(Data listing)
■ ■ ■ ■ ■

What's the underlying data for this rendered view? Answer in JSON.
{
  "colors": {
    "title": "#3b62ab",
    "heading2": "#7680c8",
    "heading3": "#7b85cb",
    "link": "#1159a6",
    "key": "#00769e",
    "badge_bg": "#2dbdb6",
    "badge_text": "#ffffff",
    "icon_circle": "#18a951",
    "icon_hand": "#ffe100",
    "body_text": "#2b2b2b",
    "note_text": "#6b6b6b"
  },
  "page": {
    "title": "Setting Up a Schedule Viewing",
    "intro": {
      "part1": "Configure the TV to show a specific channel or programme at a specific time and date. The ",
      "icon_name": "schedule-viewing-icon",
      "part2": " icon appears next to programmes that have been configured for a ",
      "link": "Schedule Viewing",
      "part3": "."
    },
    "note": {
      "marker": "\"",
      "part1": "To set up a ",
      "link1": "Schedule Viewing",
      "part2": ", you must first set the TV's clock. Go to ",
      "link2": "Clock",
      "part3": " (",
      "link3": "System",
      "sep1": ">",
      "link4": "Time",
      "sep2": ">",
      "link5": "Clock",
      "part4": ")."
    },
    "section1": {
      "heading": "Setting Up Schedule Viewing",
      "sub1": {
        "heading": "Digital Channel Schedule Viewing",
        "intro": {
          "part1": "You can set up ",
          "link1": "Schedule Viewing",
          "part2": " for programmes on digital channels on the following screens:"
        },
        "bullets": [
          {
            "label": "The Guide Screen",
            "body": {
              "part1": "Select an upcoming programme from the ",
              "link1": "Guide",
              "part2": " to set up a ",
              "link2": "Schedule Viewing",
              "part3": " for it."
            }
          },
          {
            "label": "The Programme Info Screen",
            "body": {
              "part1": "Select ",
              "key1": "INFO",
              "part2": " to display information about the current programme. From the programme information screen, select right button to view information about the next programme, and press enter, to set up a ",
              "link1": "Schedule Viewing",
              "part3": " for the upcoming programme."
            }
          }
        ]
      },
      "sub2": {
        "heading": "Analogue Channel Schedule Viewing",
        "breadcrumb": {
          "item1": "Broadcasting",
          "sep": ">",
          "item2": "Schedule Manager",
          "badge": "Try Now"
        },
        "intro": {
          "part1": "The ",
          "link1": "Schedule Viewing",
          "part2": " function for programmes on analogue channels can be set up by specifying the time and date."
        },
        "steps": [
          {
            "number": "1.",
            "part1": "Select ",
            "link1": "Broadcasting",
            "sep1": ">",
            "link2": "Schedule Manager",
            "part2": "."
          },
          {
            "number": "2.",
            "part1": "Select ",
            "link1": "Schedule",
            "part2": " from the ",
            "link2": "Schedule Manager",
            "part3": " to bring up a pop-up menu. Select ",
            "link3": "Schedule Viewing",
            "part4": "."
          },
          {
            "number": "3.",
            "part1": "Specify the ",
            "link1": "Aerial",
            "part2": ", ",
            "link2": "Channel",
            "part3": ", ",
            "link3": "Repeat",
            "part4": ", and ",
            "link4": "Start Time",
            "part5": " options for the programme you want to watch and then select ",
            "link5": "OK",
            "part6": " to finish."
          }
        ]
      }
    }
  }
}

■ ■ ■ ■ ■

_Work to complete_:
Look through the material above. Copy each line where the word "label" appears.

_Result below_:
            "label": "The Guide Screen",
            "label": "The Programme Info Screen",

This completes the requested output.